What you should do: Lines containing the string "condensatore" are to be counted; report only how many there are.

Listed entries:

** BEGIN **

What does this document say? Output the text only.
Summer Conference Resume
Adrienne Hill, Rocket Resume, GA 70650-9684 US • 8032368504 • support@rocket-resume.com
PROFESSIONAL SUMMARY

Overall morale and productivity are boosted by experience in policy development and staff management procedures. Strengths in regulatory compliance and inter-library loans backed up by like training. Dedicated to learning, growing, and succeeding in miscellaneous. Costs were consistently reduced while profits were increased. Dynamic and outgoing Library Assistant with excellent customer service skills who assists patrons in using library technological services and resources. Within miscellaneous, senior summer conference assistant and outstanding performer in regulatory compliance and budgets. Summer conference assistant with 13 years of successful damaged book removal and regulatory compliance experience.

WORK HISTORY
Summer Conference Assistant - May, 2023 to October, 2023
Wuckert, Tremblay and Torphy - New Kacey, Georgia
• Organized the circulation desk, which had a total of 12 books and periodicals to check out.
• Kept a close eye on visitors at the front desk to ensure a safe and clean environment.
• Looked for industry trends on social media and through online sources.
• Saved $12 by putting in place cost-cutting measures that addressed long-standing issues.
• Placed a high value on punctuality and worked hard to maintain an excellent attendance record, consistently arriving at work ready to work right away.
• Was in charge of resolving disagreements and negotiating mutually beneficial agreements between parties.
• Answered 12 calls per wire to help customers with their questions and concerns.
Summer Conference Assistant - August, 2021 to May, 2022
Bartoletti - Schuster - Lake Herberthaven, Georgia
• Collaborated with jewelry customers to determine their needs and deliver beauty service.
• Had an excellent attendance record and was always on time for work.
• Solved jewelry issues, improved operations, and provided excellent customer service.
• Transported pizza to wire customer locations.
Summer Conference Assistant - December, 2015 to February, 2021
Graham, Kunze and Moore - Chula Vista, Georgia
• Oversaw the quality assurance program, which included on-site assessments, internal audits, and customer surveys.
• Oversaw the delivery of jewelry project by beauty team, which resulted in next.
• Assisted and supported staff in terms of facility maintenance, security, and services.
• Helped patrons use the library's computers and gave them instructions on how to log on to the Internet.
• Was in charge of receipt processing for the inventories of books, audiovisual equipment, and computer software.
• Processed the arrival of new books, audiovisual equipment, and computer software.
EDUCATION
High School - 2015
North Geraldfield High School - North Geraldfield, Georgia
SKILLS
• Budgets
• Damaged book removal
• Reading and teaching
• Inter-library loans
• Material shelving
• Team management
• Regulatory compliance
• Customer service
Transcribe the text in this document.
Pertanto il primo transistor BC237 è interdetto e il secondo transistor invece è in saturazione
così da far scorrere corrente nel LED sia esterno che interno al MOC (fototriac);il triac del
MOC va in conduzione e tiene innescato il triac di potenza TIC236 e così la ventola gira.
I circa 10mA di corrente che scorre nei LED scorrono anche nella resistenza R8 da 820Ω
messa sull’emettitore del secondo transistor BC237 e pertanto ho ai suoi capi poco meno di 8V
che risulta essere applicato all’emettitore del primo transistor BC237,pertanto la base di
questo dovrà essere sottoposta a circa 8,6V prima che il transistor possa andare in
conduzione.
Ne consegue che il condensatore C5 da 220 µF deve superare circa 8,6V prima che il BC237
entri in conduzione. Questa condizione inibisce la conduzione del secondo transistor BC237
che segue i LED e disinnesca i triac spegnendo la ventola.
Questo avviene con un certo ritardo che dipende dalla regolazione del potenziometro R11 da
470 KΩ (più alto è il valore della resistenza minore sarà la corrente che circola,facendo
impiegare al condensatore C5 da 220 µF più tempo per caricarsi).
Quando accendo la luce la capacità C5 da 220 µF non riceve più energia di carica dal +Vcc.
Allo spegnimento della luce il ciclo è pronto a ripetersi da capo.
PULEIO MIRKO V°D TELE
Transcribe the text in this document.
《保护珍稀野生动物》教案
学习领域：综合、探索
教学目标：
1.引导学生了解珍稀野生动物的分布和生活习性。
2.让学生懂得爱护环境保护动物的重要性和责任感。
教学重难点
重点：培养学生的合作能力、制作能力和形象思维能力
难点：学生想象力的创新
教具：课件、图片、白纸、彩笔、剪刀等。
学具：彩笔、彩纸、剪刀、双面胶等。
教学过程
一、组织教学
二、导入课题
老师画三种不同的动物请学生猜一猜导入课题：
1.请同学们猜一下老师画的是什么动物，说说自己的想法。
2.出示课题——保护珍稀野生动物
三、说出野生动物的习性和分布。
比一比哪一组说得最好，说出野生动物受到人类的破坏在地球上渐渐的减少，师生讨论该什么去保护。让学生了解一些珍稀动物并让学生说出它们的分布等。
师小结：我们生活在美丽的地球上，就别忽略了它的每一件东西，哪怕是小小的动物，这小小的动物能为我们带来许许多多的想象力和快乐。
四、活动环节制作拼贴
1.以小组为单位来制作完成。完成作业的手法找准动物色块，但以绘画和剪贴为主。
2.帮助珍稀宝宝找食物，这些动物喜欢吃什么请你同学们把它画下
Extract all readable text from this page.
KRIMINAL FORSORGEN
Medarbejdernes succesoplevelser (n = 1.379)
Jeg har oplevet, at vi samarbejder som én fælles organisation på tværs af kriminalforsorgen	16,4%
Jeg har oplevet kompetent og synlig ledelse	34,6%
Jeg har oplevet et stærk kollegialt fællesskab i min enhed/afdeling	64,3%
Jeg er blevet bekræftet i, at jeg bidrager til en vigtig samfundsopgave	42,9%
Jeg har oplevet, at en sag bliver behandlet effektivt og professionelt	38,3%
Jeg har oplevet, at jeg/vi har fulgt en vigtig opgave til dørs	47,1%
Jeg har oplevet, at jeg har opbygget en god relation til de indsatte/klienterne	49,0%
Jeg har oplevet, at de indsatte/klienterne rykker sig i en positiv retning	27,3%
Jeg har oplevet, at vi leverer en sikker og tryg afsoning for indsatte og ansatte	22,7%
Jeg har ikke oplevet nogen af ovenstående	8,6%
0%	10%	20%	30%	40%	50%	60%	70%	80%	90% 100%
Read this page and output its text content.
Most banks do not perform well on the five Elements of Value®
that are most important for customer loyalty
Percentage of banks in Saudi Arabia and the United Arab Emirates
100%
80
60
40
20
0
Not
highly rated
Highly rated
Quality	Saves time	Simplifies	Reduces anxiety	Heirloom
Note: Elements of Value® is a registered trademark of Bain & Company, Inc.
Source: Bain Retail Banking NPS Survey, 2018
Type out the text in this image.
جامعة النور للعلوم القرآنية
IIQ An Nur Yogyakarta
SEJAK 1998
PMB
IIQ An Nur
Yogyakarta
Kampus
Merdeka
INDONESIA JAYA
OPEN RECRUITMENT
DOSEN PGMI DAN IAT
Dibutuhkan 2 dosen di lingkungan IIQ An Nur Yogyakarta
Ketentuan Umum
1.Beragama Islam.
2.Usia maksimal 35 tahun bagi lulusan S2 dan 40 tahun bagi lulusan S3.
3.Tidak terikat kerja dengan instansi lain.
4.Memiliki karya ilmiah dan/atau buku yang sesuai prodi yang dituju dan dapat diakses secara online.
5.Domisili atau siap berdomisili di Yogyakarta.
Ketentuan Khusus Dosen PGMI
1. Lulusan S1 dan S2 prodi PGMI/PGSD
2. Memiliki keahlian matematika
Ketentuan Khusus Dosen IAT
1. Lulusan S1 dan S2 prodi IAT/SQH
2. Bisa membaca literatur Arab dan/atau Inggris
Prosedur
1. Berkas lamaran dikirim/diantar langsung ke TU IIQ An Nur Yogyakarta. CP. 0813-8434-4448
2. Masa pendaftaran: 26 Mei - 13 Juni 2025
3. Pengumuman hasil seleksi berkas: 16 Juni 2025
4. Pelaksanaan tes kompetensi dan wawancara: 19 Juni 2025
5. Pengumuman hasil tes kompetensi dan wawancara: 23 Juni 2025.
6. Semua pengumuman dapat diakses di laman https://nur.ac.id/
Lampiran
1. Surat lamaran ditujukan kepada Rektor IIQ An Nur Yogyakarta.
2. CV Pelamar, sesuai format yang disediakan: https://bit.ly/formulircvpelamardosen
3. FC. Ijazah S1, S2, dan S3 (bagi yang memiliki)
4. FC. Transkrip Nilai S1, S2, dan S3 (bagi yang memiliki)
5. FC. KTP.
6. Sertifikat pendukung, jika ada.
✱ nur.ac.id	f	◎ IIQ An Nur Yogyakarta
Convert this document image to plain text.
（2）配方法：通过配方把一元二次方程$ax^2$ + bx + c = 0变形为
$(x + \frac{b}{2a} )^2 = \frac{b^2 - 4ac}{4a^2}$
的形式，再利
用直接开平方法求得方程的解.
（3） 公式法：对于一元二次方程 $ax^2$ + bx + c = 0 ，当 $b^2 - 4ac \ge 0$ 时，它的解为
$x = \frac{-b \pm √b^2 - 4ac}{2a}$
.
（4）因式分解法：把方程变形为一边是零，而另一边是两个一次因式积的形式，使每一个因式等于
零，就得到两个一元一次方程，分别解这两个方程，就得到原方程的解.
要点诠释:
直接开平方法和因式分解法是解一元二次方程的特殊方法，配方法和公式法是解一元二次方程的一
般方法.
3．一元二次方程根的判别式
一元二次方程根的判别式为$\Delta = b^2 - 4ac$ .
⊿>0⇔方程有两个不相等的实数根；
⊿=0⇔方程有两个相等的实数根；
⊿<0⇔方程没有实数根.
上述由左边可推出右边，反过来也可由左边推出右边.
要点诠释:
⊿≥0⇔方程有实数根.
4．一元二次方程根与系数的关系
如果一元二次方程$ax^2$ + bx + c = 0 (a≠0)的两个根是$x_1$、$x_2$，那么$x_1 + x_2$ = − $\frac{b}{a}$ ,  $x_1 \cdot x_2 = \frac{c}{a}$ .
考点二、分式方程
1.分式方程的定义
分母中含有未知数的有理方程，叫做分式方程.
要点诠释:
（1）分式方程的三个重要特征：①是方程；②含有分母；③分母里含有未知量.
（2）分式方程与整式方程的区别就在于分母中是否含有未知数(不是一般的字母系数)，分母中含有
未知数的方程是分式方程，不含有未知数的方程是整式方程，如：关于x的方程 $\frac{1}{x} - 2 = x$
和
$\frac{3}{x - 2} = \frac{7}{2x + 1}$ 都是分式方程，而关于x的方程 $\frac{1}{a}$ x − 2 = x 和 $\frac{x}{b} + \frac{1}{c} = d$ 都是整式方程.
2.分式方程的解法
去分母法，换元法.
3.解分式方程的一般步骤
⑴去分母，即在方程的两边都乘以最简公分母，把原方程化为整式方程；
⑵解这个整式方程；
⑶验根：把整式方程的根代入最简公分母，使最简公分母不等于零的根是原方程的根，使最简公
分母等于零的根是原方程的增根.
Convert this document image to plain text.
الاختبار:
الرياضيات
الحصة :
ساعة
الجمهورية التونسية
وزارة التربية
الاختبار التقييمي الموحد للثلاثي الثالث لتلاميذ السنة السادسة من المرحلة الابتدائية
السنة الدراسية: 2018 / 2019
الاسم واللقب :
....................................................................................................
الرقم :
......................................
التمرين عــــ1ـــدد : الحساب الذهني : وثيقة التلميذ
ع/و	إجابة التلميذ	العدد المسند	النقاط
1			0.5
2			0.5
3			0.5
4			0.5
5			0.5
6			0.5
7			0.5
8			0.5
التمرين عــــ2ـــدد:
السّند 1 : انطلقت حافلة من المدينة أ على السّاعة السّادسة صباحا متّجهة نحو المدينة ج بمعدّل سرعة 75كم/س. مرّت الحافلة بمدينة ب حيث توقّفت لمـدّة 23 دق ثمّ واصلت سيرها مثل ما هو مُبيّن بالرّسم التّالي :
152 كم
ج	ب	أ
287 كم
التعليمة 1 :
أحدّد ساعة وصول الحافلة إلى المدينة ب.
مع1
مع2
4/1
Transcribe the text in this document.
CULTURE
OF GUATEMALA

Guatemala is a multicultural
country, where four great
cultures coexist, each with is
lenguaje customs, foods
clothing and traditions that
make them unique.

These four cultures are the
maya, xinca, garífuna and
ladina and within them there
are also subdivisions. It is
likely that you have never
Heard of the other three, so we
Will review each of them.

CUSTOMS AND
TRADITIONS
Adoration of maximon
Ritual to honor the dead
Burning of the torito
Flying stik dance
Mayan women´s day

** END **

Finished task: 2